Stored data
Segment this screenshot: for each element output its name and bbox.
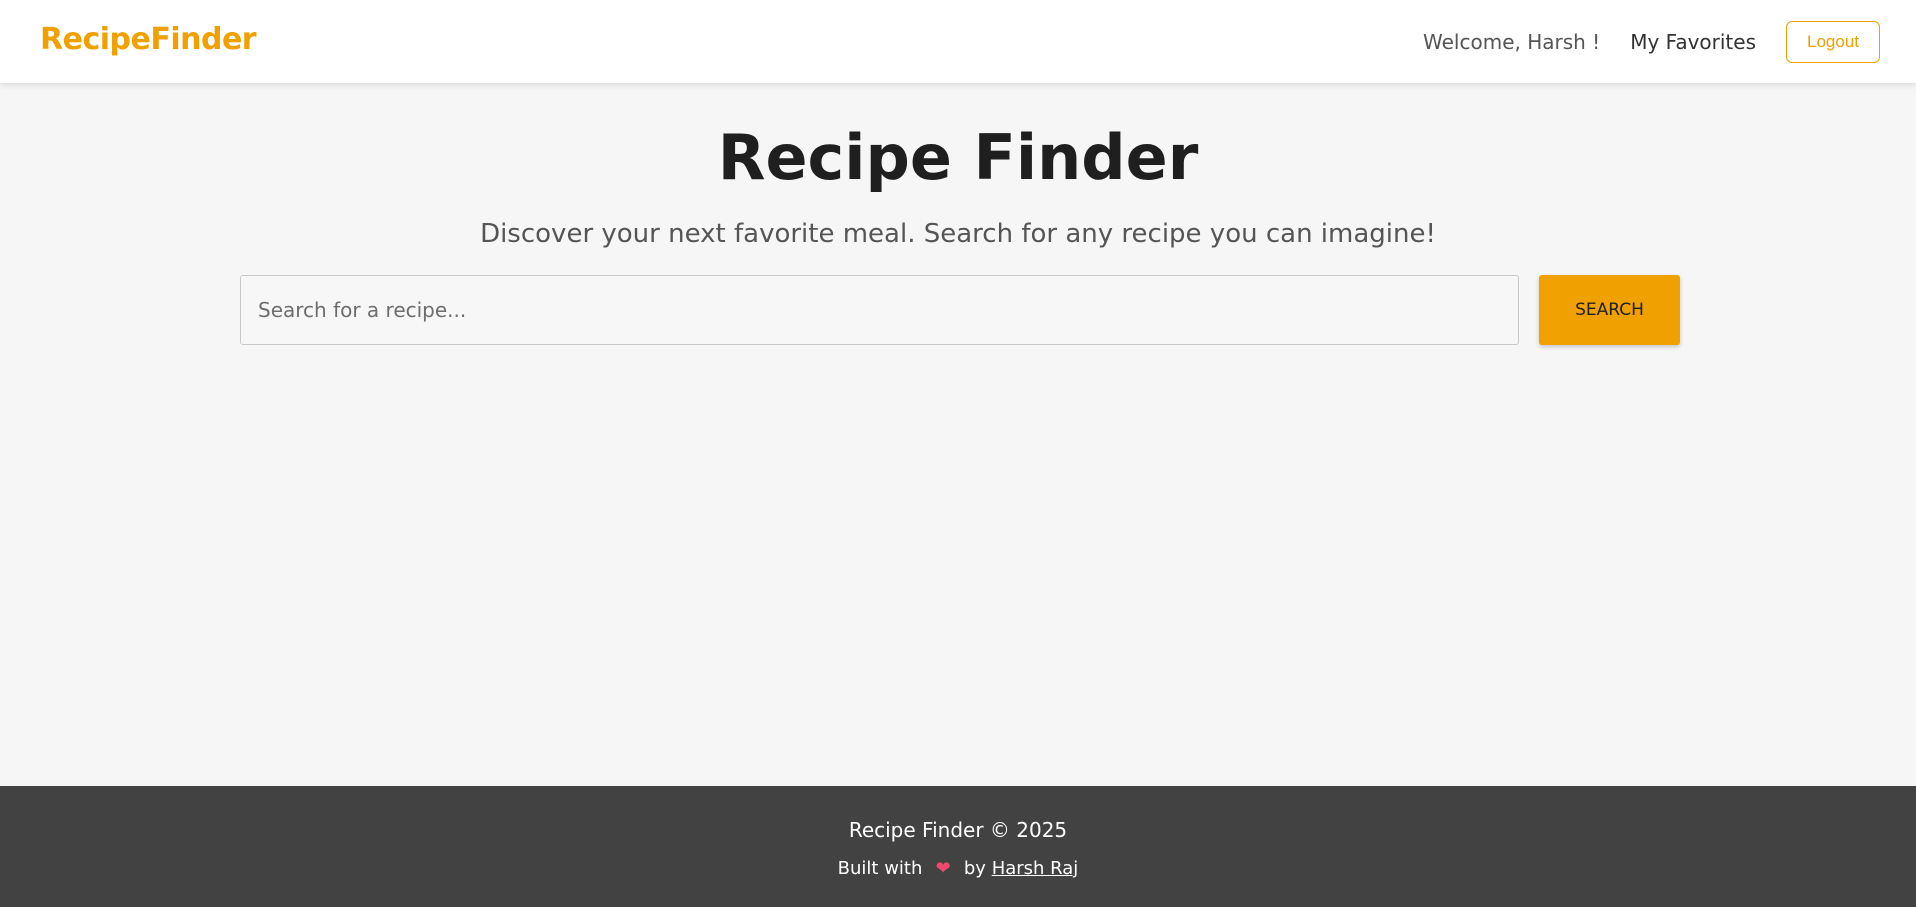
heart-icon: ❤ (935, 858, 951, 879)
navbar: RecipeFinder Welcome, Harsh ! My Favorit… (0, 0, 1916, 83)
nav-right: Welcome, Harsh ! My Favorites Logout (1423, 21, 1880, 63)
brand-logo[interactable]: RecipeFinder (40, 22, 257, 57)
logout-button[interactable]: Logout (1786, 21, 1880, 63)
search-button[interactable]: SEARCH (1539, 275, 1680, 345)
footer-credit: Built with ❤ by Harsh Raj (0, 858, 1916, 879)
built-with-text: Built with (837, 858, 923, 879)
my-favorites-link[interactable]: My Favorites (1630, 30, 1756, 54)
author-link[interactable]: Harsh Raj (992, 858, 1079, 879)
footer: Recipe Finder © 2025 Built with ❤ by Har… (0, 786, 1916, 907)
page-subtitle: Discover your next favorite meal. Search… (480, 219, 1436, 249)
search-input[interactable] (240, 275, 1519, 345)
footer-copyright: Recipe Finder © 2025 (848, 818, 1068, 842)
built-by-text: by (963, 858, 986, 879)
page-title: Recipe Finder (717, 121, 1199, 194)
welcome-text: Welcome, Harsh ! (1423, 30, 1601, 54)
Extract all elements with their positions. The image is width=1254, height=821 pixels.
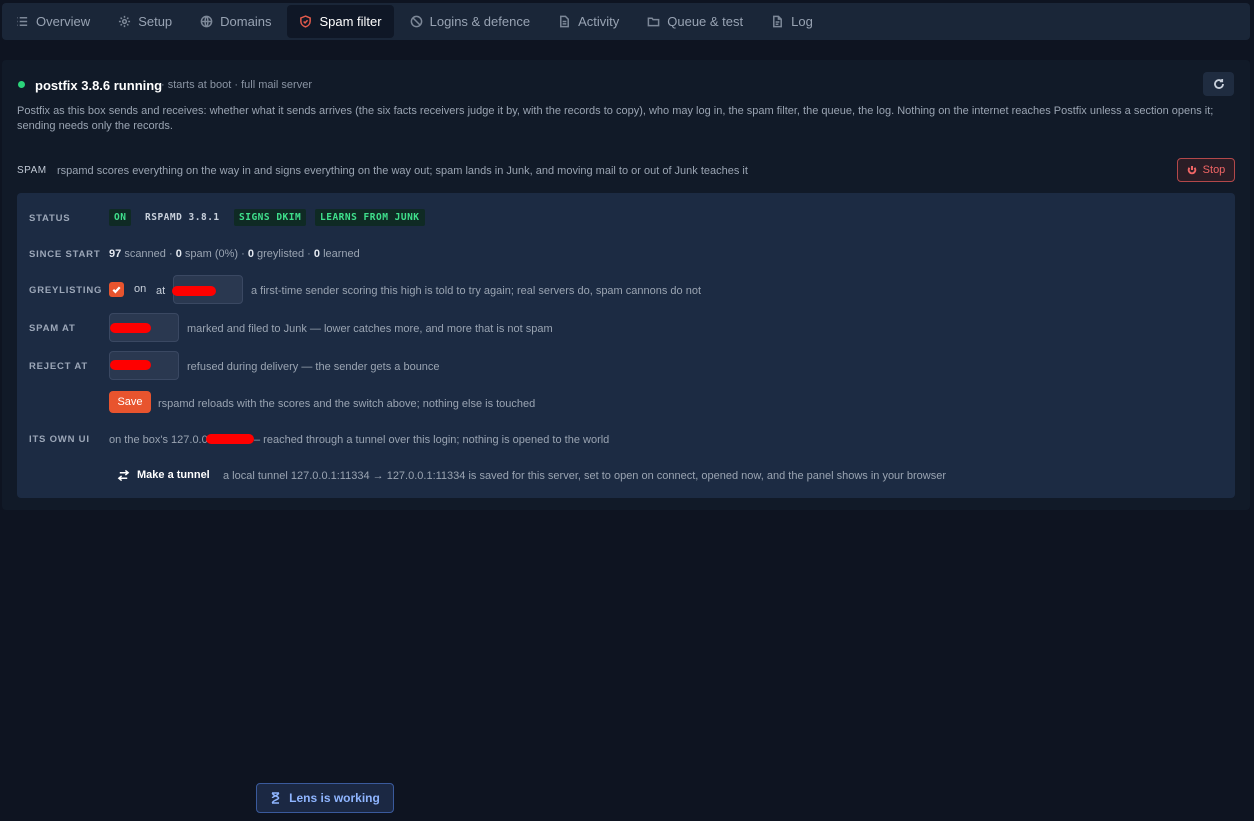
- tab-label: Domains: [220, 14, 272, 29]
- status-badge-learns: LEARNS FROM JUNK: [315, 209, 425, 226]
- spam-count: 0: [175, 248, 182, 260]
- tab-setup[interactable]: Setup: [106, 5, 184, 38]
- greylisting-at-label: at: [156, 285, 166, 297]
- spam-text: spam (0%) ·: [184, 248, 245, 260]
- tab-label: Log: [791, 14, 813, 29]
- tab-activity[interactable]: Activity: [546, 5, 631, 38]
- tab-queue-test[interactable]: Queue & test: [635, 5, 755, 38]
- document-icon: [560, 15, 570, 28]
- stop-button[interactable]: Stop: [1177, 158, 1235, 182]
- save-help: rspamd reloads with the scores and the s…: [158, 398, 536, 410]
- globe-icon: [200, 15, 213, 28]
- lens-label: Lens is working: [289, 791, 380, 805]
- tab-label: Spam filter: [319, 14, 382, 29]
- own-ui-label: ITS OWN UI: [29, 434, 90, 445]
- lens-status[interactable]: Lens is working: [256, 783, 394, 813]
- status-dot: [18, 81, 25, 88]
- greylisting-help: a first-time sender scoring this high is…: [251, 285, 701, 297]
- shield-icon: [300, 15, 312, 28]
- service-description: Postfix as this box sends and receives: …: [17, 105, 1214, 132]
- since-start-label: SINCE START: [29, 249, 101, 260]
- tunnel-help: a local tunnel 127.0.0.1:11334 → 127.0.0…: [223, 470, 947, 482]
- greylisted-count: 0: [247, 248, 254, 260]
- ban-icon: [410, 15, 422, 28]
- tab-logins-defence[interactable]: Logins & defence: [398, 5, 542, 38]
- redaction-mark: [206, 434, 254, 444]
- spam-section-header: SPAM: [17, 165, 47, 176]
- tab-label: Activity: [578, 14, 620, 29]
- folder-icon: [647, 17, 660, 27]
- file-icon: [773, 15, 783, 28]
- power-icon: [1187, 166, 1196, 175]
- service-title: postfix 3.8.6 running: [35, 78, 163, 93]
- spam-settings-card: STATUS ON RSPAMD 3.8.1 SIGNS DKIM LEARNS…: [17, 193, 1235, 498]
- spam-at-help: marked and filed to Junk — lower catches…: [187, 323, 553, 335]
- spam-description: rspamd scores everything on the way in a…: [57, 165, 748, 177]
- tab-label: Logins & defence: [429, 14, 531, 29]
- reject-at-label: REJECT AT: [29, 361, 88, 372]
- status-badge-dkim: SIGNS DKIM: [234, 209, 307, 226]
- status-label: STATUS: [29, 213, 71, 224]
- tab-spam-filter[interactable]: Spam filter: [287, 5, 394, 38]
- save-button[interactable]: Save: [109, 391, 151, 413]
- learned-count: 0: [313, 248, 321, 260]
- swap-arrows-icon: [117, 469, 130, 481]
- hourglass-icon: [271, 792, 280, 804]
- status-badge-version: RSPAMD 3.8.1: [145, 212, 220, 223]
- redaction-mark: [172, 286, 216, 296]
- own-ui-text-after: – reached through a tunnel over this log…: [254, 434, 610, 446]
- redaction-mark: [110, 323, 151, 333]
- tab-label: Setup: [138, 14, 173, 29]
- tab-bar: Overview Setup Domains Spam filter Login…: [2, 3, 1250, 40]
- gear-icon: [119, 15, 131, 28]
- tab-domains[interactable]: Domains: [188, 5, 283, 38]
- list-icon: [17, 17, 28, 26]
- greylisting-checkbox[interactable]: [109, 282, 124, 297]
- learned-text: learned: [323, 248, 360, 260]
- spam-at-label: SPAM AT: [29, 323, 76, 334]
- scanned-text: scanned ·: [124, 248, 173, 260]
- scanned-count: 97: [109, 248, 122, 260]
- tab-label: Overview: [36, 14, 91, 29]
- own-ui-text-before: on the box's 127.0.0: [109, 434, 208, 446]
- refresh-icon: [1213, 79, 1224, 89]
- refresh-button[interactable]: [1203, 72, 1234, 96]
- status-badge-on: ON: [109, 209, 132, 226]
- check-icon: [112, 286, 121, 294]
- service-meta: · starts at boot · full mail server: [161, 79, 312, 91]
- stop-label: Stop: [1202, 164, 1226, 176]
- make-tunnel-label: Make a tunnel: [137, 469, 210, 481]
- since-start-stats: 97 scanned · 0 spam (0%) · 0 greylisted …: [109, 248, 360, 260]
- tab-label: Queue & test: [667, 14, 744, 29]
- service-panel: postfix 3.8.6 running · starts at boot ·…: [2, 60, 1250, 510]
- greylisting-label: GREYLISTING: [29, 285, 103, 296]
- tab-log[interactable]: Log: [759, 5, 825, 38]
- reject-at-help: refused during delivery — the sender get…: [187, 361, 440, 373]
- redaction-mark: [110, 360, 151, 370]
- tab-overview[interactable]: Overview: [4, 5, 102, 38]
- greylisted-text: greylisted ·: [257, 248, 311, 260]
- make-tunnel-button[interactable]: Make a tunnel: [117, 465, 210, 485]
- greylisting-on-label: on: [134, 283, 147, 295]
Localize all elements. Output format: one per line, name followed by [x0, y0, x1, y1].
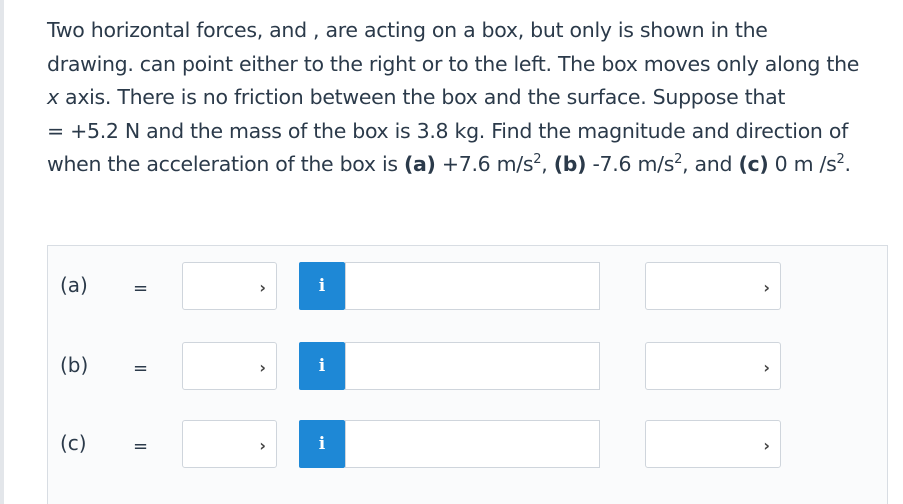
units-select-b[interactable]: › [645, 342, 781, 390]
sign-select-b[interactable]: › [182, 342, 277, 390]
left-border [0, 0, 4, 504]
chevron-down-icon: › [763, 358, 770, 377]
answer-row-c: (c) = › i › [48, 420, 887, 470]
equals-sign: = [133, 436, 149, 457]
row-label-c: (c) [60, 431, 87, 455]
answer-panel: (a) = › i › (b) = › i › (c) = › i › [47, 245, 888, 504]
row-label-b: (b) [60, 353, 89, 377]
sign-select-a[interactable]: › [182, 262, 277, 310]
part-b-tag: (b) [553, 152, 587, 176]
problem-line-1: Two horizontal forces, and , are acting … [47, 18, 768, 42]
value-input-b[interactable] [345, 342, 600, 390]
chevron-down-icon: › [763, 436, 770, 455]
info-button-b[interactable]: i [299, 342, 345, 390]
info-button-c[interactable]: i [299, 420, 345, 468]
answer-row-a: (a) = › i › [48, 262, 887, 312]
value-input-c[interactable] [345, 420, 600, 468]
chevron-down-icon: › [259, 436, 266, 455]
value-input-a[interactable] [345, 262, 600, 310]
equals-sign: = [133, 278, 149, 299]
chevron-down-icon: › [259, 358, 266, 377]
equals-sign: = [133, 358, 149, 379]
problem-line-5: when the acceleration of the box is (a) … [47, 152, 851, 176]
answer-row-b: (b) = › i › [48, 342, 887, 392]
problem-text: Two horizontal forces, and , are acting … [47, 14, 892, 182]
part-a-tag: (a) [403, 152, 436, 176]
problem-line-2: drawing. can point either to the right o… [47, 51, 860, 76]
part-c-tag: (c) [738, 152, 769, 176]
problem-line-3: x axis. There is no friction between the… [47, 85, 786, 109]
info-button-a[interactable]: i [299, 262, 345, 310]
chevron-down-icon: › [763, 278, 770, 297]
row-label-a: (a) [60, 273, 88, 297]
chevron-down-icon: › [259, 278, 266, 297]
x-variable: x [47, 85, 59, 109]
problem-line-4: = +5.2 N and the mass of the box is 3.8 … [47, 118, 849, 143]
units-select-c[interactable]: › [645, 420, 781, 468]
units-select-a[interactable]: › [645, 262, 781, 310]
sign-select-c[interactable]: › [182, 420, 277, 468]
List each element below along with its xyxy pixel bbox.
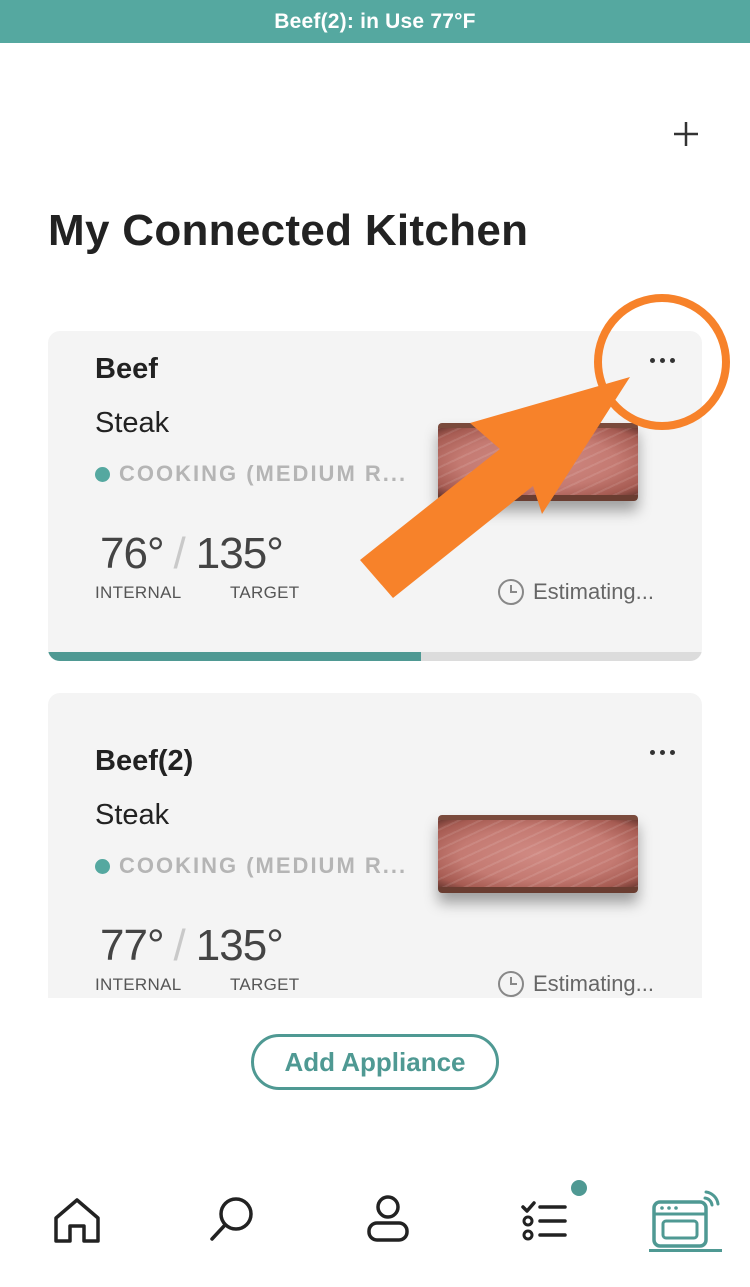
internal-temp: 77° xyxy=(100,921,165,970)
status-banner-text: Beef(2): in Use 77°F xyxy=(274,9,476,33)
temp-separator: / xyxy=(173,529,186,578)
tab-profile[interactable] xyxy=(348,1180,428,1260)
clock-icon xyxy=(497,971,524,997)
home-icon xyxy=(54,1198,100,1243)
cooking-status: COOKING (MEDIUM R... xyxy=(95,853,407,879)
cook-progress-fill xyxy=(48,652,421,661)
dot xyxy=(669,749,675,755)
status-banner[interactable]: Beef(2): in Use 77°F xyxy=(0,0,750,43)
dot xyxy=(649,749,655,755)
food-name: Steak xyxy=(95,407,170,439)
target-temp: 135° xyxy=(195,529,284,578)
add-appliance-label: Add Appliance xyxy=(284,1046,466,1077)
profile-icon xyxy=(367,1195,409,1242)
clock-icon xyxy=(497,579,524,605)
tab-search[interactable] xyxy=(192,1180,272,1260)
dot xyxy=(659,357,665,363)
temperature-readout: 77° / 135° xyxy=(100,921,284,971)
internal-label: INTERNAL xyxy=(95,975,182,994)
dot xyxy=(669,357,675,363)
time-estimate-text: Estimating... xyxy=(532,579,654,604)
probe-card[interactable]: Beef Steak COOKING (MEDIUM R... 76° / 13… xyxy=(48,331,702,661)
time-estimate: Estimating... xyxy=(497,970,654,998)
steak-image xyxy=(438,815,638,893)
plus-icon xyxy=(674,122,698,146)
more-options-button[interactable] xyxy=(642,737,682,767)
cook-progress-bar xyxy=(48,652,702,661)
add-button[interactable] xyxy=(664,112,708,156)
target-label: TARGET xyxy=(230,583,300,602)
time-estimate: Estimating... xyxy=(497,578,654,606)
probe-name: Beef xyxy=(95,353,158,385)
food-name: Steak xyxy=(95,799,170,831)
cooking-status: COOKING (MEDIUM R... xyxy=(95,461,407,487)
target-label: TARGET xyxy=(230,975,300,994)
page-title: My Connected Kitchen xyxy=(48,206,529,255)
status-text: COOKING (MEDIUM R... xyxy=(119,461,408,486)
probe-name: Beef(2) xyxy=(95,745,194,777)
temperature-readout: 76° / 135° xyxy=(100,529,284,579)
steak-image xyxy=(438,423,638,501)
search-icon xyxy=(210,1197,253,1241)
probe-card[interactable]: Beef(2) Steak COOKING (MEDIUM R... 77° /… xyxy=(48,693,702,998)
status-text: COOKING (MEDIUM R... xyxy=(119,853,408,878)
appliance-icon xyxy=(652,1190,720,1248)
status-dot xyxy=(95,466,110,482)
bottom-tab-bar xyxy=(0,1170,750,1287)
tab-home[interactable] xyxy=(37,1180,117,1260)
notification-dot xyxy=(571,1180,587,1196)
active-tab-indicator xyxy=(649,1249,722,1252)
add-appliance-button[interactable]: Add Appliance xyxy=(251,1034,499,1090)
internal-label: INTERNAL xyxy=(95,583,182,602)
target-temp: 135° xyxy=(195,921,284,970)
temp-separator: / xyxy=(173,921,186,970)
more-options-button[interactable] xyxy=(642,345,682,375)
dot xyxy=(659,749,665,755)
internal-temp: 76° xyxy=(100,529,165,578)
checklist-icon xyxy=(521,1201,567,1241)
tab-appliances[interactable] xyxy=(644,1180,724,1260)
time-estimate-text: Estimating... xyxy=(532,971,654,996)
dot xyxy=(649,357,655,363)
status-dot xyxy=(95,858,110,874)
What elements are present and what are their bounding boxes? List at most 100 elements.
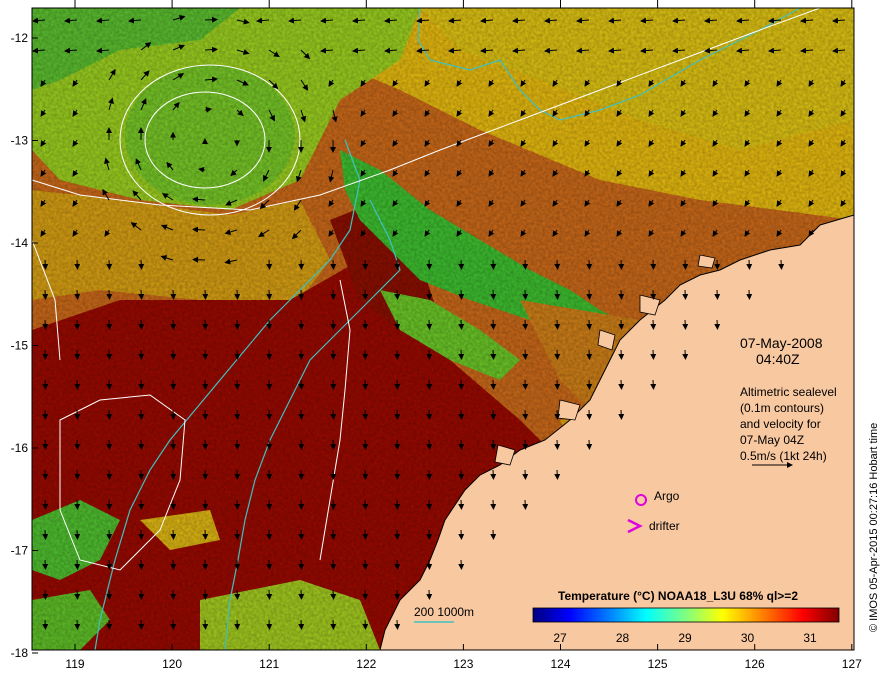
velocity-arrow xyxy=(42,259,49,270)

_GIVEN REQUEST_.
Set down the lines from the line with "heart-icon: ❤ (935, 858, 951, 879)" to the line with "footer: Recipe Finder", copying each one exactly.

_TASK RESULT_.
heart-icon: ❤ (935, 858, 951, 879)
navbar: RecipeFinder Welcome, Harsh ! My Favorit… (0, 0, 1916, 83)
nav-right: Welcome, Harsh ! My Favorites Logout (1423, 21, 1880, 63)
brand-logo[interactable]: RecipeFinder (40, 22, 257, 57)
logout-button[interactable]: Logout (1786, 21, 1880, 63)
search-button[interactable]: SEARCH (1539, 275, 1680, 345)
footer-credit: Built with ❤ by Harsh Raj (0, 858, 1916, 879)
built-with-text: Built with (837, 858, 923, 879)
my-favorites-link[interactable]: My Favorites (1630, 30, 1756, 54)
author-link[interactable]: Harsh Raj (992, 858, 1079, 879)
footer: Recipe Finder © 2025 Built with ❤ by Har… (0, 786, 1916, 907)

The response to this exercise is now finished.